YOUR OBJECTIVE:
Out of all the lines below, count those with the word "name". Give the number only.

RECORD SET:
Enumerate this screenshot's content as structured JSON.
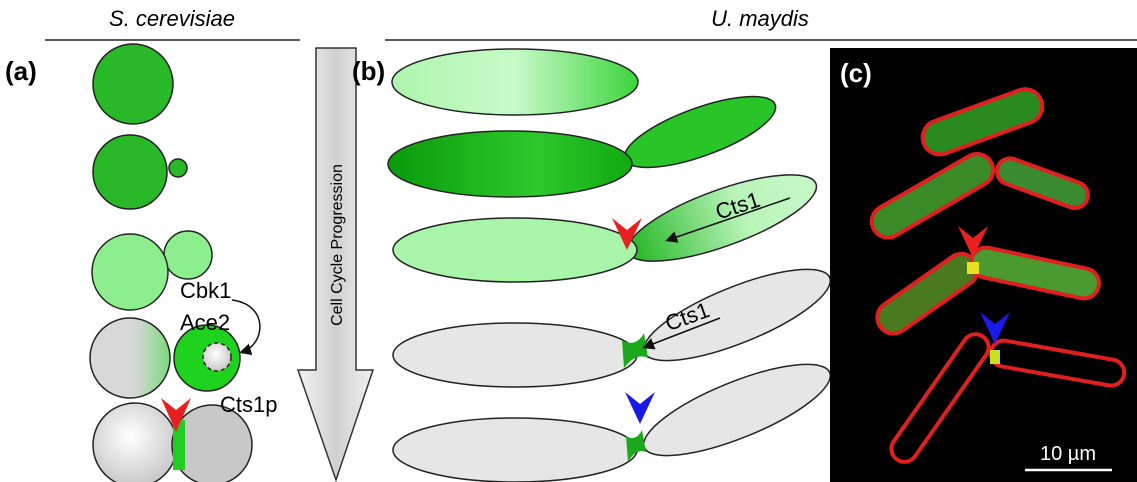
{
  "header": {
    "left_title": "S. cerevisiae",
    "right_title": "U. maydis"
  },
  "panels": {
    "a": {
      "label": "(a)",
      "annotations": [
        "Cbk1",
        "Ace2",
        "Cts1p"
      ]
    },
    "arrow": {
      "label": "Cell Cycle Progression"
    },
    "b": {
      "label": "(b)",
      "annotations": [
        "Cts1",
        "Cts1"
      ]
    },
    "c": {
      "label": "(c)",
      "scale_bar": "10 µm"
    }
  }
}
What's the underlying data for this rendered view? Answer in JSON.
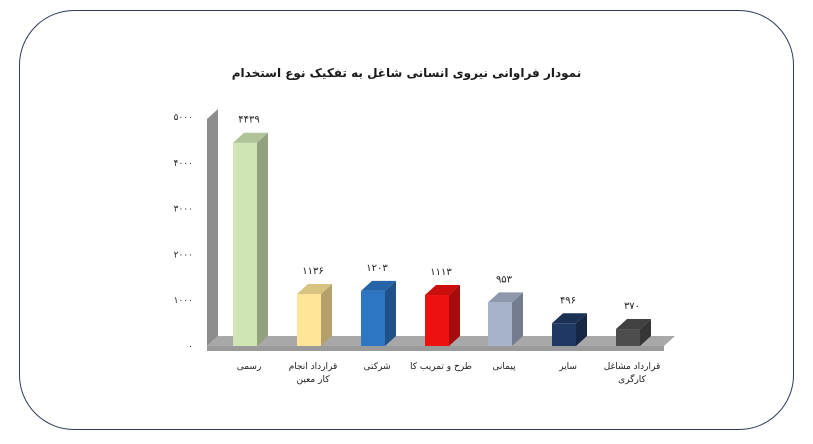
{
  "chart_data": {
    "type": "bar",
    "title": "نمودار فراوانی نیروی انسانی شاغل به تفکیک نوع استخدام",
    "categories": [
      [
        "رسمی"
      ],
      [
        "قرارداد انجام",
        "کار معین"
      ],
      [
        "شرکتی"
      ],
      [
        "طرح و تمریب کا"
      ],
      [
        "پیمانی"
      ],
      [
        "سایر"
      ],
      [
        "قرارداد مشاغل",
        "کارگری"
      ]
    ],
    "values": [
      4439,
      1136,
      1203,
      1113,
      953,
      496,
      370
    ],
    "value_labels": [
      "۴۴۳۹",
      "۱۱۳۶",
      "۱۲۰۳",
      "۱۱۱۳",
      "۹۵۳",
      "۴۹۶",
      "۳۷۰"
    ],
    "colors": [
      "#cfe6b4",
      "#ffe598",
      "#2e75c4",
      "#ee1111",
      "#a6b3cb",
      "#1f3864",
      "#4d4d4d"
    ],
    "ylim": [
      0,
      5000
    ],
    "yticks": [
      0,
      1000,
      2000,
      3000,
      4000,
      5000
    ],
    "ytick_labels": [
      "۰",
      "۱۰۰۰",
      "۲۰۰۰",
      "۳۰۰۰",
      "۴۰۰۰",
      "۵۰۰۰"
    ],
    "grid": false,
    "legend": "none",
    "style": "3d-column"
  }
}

---

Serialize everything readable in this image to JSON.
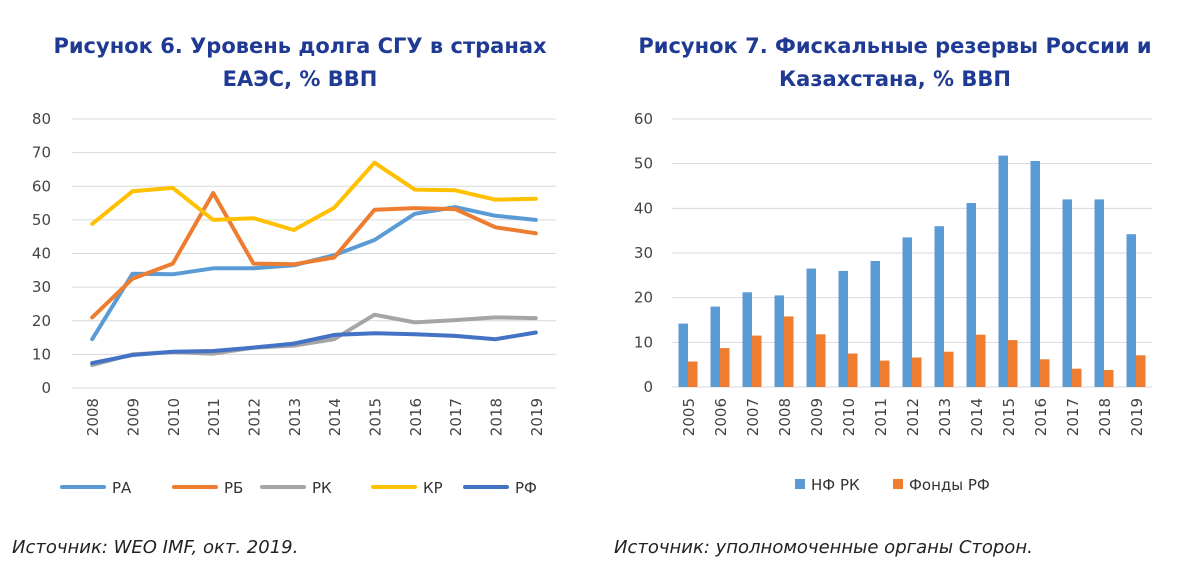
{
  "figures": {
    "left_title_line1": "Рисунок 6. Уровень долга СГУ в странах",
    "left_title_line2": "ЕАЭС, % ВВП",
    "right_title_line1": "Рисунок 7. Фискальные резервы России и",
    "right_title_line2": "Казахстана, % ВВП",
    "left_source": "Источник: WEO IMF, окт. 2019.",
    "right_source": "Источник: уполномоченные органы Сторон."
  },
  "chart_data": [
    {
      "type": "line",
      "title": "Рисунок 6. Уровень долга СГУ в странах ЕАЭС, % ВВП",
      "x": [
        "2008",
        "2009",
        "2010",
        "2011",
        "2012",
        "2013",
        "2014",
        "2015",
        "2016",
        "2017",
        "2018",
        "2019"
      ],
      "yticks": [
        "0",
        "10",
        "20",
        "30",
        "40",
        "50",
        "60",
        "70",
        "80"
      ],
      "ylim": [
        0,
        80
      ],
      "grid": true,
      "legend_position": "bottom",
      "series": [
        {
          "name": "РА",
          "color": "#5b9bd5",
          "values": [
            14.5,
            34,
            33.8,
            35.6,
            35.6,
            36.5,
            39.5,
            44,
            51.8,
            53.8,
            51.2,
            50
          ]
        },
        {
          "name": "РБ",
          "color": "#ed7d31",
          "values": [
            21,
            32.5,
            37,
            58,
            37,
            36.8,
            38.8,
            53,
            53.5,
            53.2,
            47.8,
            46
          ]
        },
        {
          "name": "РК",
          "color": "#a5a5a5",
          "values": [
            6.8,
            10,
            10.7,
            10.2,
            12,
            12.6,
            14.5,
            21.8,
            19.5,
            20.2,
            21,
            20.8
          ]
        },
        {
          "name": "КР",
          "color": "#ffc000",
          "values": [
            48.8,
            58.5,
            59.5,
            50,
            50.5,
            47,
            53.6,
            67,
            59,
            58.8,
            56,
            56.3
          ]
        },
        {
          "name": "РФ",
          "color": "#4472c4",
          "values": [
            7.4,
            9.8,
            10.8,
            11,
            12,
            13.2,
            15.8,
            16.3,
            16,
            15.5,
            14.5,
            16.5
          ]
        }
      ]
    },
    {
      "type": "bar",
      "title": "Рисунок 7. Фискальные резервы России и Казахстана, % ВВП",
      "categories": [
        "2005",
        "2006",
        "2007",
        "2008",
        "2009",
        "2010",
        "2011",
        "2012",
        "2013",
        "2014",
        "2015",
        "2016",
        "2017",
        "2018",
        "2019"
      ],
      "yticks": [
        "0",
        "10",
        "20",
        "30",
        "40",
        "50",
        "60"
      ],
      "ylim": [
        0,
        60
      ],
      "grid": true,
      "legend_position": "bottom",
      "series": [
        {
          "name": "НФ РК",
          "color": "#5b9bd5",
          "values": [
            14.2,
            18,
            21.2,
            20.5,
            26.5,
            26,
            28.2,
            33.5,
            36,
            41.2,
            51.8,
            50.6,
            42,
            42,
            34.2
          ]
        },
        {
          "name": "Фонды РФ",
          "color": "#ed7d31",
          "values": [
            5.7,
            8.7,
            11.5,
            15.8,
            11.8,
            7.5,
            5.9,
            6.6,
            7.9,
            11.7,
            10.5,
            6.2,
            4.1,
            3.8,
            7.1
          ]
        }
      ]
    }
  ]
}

RESULT OF THIS EXERCISE:
7